Copy the material without any change, starting with its first line and going on through the line containing "424, 597, 505]", both included.

Region annotation records

⟨

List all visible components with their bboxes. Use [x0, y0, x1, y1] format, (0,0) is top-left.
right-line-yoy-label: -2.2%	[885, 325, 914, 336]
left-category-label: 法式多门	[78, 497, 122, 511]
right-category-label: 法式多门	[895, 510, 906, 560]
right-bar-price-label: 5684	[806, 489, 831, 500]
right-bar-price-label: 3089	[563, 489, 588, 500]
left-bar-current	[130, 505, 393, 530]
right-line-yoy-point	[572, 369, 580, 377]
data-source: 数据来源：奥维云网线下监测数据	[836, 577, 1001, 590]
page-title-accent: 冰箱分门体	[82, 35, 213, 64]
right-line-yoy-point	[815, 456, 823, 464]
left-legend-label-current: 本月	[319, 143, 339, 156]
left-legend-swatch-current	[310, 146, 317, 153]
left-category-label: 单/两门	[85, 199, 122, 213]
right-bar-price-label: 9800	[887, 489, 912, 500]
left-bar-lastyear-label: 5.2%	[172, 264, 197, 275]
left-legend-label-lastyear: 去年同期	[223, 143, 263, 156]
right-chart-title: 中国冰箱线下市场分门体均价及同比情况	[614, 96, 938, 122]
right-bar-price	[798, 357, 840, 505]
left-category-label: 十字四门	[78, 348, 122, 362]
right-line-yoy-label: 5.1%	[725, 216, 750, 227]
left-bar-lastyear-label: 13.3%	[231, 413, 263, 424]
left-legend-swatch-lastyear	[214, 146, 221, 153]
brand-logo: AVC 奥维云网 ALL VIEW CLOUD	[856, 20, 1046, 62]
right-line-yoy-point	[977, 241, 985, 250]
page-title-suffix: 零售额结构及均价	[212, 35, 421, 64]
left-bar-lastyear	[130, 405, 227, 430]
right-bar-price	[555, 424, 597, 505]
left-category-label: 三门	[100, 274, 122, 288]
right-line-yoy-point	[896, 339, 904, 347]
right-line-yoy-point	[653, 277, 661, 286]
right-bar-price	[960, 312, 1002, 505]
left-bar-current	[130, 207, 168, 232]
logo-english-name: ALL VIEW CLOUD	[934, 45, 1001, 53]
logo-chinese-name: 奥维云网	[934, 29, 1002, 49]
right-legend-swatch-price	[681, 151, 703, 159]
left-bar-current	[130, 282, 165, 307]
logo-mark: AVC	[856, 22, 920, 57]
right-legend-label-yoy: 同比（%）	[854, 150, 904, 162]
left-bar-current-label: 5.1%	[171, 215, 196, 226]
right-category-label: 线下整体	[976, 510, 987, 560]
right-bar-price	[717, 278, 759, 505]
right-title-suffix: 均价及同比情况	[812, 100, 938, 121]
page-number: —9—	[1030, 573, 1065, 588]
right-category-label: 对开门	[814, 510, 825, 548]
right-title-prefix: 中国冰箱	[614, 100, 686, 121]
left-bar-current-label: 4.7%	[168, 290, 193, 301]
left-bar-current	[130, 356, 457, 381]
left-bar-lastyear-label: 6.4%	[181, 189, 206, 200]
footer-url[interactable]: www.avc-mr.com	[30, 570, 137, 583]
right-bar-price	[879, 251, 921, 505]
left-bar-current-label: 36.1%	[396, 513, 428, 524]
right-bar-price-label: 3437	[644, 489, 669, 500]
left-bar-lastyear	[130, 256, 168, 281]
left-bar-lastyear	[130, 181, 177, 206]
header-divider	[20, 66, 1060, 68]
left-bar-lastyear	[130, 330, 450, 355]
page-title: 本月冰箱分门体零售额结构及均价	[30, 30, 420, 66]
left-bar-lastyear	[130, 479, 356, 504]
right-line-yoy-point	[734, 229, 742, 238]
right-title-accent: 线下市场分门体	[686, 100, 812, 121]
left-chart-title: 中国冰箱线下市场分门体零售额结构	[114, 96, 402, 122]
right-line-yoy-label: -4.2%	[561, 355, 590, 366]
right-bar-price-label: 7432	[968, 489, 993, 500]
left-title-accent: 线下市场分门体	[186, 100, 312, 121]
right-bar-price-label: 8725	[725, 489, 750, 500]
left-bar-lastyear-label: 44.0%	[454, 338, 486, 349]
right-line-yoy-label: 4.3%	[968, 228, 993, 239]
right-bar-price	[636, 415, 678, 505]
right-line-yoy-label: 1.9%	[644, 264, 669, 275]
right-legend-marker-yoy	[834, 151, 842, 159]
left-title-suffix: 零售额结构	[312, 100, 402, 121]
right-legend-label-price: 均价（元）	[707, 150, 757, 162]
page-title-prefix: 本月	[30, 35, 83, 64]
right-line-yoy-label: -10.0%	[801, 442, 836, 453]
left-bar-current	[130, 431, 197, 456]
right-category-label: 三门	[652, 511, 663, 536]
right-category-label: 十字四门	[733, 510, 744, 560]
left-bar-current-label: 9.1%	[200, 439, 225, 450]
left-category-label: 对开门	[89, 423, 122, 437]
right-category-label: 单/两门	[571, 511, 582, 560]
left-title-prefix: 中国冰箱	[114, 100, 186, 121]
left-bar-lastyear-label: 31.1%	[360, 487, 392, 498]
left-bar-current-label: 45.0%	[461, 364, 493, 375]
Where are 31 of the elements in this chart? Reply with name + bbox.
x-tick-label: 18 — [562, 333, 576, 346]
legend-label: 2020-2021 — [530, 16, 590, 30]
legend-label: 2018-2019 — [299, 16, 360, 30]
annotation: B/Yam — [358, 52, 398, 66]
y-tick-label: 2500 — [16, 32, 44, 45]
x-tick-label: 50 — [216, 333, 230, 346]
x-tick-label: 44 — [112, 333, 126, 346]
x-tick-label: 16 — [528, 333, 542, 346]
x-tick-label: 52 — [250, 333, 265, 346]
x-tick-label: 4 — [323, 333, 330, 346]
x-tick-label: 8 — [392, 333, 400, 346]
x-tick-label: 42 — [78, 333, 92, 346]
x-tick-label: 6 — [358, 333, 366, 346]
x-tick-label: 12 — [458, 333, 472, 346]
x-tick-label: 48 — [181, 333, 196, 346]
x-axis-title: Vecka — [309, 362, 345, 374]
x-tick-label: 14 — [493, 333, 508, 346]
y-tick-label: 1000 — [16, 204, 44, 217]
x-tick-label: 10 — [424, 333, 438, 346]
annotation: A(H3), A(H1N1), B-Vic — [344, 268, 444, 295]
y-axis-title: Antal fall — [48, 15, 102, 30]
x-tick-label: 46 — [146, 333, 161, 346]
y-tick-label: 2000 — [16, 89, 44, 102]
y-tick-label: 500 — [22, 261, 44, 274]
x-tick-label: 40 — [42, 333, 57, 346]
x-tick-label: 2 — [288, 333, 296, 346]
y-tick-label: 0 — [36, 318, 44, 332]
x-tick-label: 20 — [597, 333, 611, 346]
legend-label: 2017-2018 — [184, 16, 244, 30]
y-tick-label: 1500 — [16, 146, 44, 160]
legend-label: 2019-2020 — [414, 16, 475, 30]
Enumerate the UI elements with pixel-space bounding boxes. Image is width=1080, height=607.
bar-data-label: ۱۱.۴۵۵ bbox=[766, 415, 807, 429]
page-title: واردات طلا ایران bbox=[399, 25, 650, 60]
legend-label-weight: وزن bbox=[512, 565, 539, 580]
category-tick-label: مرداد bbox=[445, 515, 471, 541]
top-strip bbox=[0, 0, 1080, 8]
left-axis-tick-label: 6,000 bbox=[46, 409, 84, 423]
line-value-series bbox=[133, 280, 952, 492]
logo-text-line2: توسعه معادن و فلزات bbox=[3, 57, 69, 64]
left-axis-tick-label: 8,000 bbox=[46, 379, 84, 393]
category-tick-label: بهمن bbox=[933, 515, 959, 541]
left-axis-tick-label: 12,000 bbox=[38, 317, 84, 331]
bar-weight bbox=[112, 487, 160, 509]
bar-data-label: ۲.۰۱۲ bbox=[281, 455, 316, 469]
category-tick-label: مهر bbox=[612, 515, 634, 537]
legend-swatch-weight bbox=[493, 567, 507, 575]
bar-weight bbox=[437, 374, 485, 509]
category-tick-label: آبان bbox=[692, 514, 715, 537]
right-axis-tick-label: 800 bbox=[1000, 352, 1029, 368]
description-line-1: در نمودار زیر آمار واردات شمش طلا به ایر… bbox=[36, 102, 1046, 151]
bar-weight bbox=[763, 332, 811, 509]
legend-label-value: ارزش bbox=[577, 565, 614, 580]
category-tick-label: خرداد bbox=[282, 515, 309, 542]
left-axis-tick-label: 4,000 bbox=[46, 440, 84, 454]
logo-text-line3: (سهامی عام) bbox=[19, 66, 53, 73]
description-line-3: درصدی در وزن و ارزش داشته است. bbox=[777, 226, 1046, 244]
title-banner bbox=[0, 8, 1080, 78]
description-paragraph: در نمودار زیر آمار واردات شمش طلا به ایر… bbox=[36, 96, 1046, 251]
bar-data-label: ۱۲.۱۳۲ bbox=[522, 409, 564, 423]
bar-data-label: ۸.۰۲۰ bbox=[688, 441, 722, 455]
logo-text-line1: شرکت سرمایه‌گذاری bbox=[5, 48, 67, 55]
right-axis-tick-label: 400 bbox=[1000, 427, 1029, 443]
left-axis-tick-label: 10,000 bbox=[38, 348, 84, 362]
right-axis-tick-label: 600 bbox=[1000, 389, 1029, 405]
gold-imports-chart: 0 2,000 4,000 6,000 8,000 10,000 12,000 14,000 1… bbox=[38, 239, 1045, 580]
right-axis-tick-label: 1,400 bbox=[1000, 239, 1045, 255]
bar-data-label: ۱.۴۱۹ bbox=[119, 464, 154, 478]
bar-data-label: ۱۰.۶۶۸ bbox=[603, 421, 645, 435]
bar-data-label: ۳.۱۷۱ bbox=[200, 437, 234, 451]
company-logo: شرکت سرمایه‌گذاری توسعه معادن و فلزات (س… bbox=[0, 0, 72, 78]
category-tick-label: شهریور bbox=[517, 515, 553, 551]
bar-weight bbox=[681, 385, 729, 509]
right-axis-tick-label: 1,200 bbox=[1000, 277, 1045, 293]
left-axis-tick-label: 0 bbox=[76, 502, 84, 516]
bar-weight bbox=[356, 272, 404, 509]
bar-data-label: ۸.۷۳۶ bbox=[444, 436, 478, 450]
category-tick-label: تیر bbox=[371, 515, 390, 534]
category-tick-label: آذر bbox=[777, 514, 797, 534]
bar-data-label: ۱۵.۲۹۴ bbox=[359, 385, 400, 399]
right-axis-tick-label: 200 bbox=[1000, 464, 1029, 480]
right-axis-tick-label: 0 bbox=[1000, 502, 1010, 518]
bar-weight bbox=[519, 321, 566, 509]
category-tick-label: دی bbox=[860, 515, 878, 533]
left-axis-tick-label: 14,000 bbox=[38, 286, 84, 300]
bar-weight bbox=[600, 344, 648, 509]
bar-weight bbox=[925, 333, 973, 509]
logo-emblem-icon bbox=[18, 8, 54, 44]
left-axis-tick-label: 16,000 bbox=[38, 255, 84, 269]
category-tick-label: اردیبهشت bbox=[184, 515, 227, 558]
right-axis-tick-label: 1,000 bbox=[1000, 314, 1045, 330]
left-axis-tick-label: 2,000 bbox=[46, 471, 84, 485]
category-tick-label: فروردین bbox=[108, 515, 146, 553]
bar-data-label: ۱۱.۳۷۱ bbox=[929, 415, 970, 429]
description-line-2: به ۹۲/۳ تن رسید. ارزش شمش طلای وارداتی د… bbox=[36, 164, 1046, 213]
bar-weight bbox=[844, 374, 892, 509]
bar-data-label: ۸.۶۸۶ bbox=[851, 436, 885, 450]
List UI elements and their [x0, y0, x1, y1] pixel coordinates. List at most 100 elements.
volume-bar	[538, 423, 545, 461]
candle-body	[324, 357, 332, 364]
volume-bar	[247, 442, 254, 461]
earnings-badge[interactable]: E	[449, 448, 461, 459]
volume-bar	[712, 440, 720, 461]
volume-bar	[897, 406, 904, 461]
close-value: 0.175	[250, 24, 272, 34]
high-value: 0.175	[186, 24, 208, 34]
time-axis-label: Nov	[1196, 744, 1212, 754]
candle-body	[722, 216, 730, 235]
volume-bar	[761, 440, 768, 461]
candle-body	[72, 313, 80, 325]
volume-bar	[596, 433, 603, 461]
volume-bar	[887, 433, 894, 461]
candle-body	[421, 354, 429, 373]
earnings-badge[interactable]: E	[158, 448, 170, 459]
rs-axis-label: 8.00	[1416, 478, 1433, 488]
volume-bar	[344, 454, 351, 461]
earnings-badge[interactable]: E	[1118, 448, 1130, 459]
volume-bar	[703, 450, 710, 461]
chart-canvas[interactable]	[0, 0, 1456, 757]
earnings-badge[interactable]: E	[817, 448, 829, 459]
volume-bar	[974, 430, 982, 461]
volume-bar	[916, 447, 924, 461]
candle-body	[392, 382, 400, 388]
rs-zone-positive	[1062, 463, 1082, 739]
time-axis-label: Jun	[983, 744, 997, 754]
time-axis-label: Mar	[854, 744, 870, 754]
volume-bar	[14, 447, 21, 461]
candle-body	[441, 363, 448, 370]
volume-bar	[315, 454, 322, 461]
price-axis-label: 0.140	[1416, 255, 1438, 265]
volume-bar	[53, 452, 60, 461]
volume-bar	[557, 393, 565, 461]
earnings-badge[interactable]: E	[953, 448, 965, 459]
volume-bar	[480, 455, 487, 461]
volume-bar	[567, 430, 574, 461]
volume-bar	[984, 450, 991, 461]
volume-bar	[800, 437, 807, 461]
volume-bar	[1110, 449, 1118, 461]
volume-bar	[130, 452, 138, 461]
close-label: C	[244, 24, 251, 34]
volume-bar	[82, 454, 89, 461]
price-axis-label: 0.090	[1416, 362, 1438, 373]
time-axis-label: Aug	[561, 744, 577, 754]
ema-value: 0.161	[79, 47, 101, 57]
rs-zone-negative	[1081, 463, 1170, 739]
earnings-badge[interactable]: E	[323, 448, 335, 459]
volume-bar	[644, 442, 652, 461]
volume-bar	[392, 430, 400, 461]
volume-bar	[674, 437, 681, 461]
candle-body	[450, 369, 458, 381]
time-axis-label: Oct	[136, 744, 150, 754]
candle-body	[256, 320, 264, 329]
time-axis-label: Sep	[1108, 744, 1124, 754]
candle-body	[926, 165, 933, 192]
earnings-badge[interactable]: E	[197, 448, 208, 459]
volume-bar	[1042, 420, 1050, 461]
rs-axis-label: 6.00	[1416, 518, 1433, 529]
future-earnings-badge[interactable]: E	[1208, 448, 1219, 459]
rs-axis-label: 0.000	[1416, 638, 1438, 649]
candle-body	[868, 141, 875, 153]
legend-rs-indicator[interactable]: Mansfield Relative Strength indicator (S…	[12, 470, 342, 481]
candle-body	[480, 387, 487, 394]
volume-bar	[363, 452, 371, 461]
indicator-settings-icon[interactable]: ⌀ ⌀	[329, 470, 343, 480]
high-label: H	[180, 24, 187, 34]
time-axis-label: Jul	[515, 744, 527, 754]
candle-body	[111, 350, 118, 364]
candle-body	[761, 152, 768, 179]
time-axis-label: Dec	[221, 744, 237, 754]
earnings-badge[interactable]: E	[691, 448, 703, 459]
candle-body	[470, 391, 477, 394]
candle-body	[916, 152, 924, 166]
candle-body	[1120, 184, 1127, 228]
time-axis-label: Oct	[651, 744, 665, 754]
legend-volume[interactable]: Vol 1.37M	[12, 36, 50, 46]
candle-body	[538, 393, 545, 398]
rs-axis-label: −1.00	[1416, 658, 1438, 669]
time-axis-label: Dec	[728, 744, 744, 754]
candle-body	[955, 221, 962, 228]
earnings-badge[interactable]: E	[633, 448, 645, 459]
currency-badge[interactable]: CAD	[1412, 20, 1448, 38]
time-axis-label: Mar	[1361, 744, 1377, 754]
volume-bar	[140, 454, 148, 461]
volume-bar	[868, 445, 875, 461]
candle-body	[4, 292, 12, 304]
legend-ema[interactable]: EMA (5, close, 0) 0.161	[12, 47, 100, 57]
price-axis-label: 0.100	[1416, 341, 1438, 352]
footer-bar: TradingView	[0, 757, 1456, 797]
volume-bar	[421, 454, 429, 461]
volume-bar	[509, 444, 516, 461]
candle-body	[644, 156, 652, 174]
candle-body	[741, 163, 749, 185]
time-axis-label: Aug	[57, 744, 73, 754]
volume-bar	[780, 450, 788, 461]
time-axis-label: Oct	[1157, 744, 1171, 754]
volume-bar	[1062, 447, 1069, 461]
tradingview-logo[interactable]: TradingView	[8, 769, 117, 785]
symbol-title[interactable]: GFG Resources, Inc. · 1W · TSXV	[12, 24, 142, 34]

⟩

### Exercise response:
List all visible components with their bboxes. Use [x0, y0, x1, y1] format, (0,0) is top-left.
right-line-yoy-label: -2.2%	[885, 325, 914, 336]
left-category-label: 法式多门	[78, 497, 122, 511]
right-category-label: 法式多门	[895, 510, 906, 560]
right-bar-price-label: 5684	[806, 489, 831, 500]
right-bar-price-label: 3089	[563, 489, 588, 500]
left-bar-current	[130, 505, 393, 530]
right-line-yoy-point	[572, 369, 580, 377]
data-source: 数据来源：奥维云网线下监测数据	[836, 577, 1001, 590]
page-title-accent: 冰箱分门体	[82, 35, 213, 64]
right-line-yoy-point	[815, 456, 823, 464]
left-legend-label-current: 本月	[319, 143, 339, 156]
left-legend-swatch-current	[310, 146, 317, 153]
left-category-label: 单/两门	[85, 199, 122, 213]
right-bar-price-label: 9800	[887, 489, 912, 500]
left-bar-lastyear-label: 5.2%	[172, 264, 197, 275]
left-legend-label-lastyear: 去年同期	[223, 143, 263, 156]
right-chart-title: 中国冰箱线下市场分门体均价及同比情况	[614, 96, 938, 122]
right-bar-price	[798, 357, 840, 505]
left-category-label: 十字四门	[78, 348, 122, 362]
right-line-yoy-label: 5.1%	[725, 216, 750, 227]
left-bar-lastyear-label: 13.3%	[231, 413, 263, 424]
left-legend-swatch-lastyear	[214, 146, 221, 153]
brand-logo: AVC 奥维云网 ALL VIEW CLOUD	[856, 20, 1046, 62]
right-line-yoy-point	[977, 241, 985, 250]
page-title-suffix: 零售额结构及均价	[212, 35, 421, 64]
left-bar-lastyear	[130, 405, 227, 430]
right-bar-price	[555, 424, 597, 505]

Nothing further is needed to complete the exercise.